===== Record list

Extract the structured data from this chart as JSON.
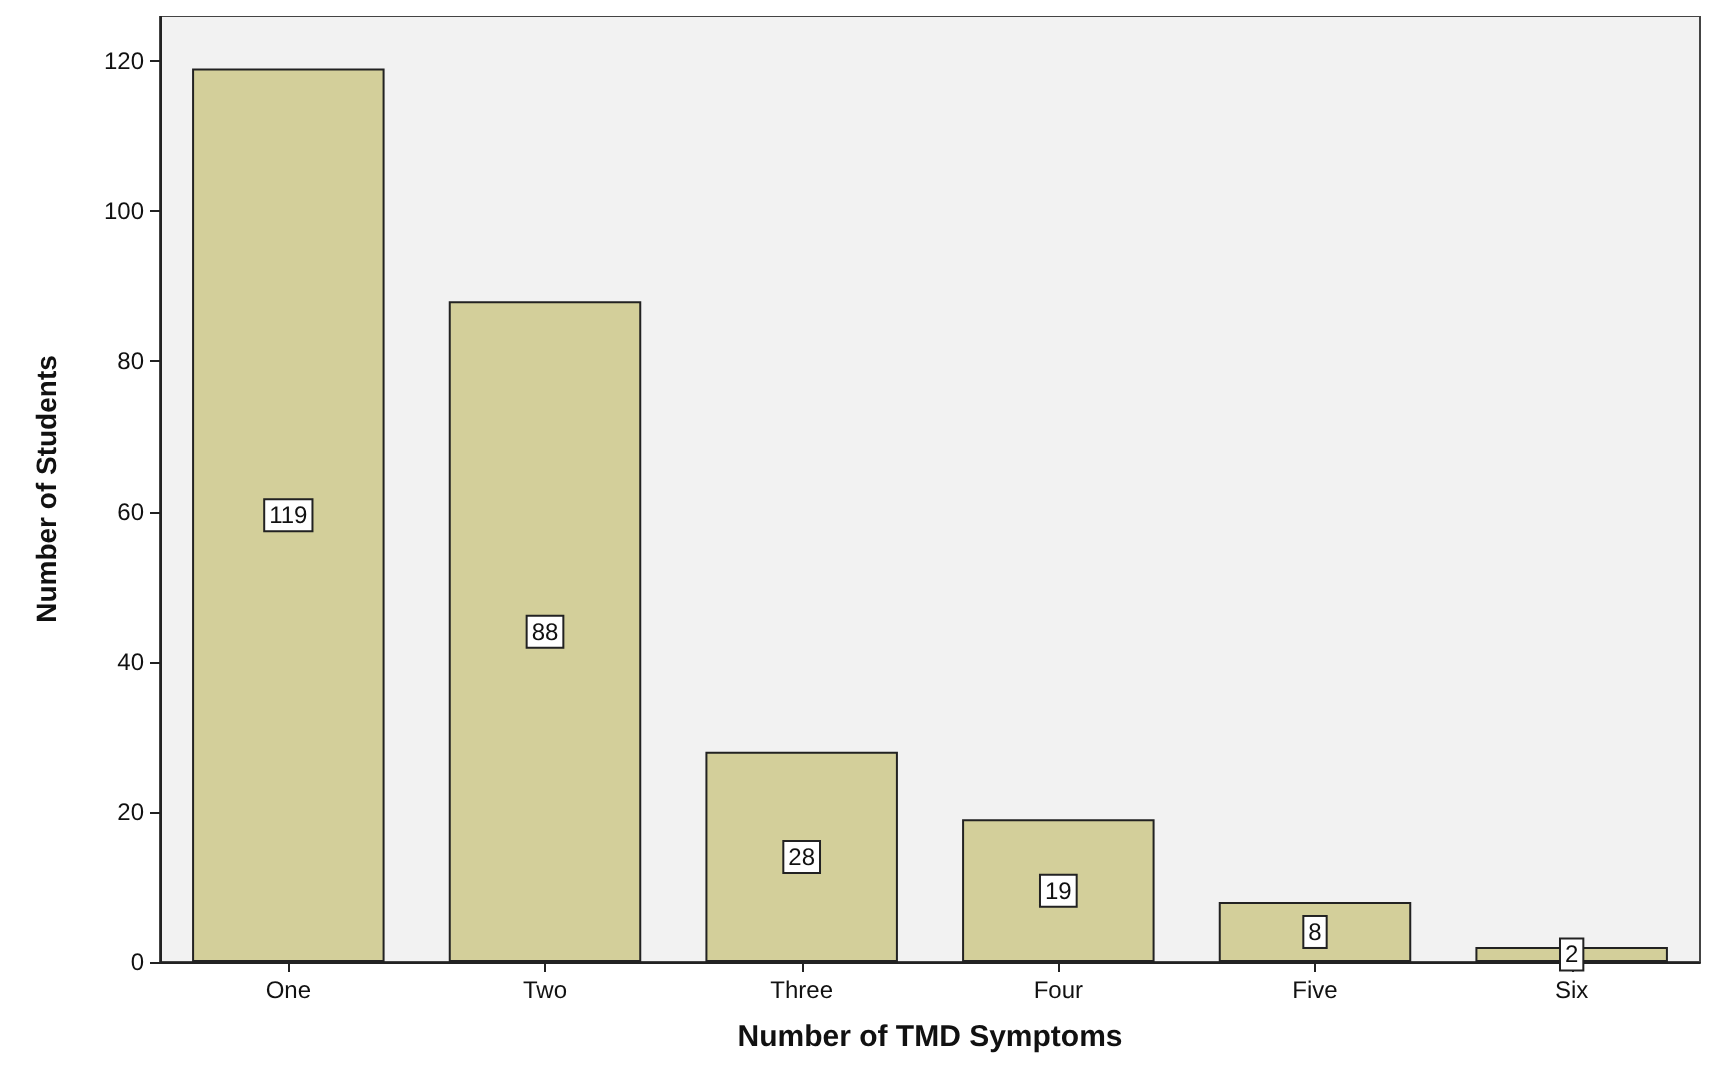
{
  "chart_data": {
    "type": "bar",
    "xlabel": "Number of TMD Symptoms",
    "ylabel": "Number of Students",
    "categories": [
      "One",
      "Two",
      "Three",
      "Four",
      "Five",
      "Six"
    ],
    "values": [
      119,
      88,
      28,
      19,
      8,
      2
    ],
    "color": "#d3cf9a",
    "ylim": [
      0,
      126
    ],
    "yticks": [
      0,
      20,
      40,
      60,
      80,
      100,
      120
    ],
    "grid": false,
    "data_labels": true
  }
}
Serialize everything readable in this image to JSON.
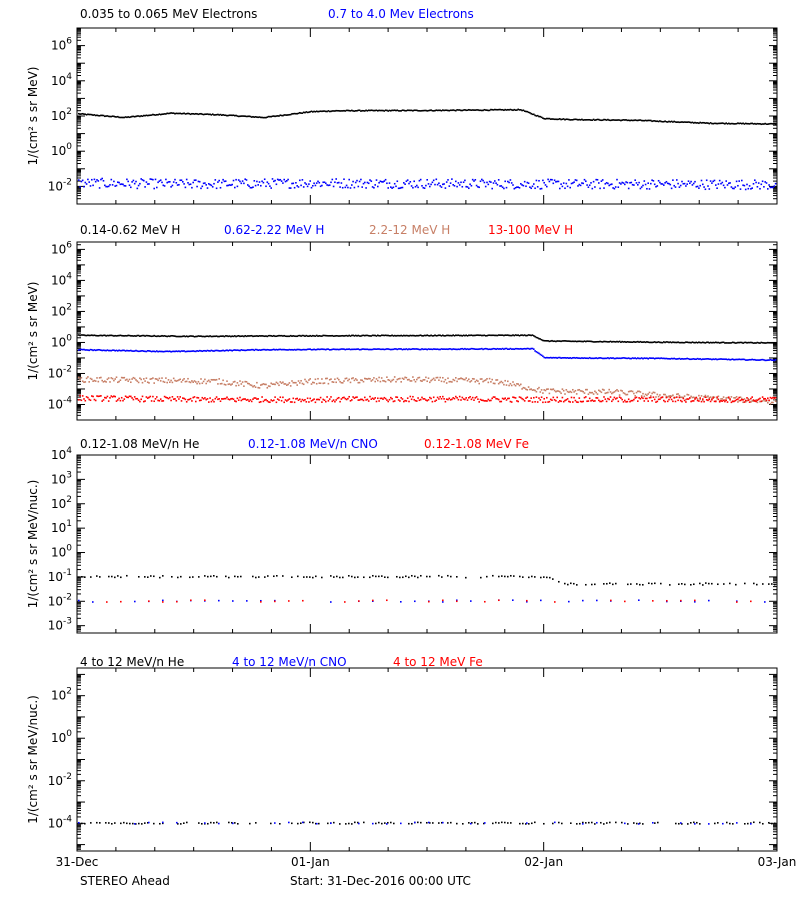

==========

What is asked
Write the entries above out again exactly, but not the pictures.

Complete response
Extract the structured data from this chart as JSON.
{
  "chart_data": {
    "type": "bar",
    "xlabel": "Number of TMD Symptoms",
    "ylabel": "Number of Students",
    "categories": [
      "One",
      "Two",
      "Three",
      "Four",
      "Five",
      "Six"
    ],
    "values": [
      119,
      88,
      28,
      19,
      8,
      2
    ],
    "color": "#d3cf9a",
    "ylim": [
      0,
      126
    ],
    "yticks": [
      0,
      20,
      40,
      60,
      80,
      100,
      120
    ],
    "grid": false,
    "data_labels": true
  }
}
Serialize everything readable in this image to JSON.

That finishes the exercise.